## Begin Material for the task

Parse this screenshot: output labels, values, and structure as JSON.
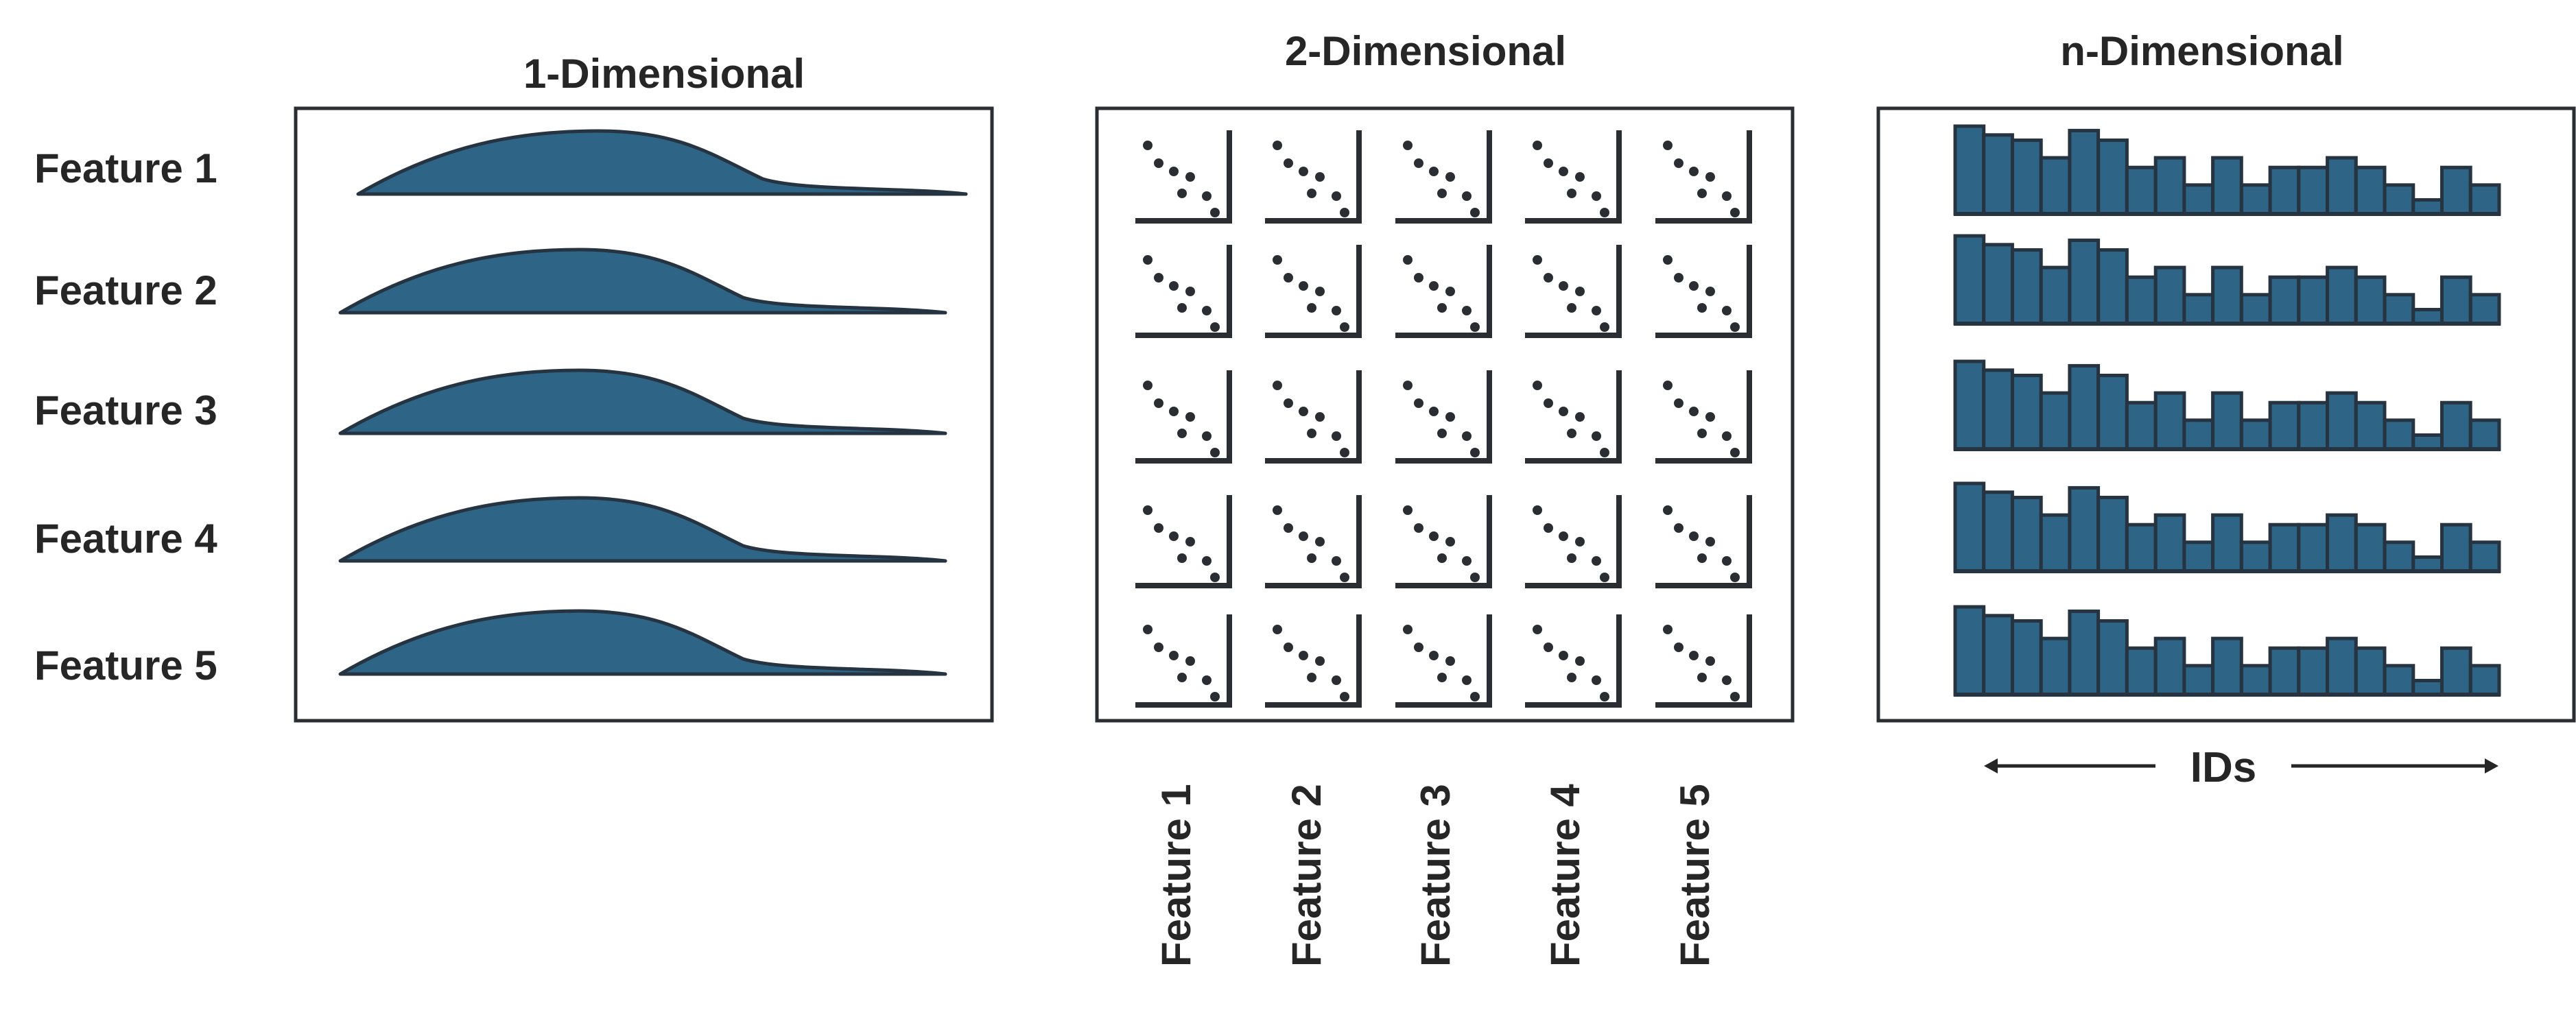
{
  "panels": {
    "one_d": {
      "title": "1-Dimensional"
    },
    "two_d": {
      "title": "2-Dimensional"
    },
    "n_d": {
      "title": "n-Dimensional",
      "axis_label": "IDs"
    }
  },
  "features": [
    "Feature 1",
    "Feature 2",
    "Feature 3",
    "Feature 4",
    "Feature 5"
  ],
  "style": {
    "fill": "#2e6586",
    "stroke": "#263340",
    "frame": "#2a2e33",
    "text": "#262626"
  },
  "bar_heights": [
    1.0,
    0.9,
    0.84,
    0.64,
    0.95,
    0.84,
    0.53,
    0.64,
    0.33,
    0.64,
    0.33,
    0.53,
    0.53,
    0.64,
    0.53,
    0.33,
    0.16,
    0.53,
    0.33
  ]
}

## End Material for the task

• **Instruction**: Output each line exactly; omit every picture.

• **Answer**:
Parse this screenshot: output labels, values, and structure as JSON.
{
  "panels": {
    "one_d": {
      "title": "1-Dimensional"
    },
    "two_d": {
      "title": "2-Dimensional"
    },
    "n_d": {
      "title": "n-Dimensional",
      "axis_label": "IDs"
    }
  },
  "features": [
    "Feature 1",
    "Feature 2",
    "Feature 3",
    "Feature 4",
    "Feature 5"
  ],
  "style": {
    "fill": "#2e6586",
    "stroke": "#263340",
    "frame": "#2a2e33",
    "text": "#262626"
  },
  "bar_heights": [
    1.0,
    0.9,
    0.84,
    0.64,
    0.95,
    0.84,
    0.53,
    0.64,
    0.33,
    0.64,
    0.33,
    0.53,
    0.53,
    0.64,
    0.53,
    0.33,
    0.16,
    0.53,
    0.33
  ]
}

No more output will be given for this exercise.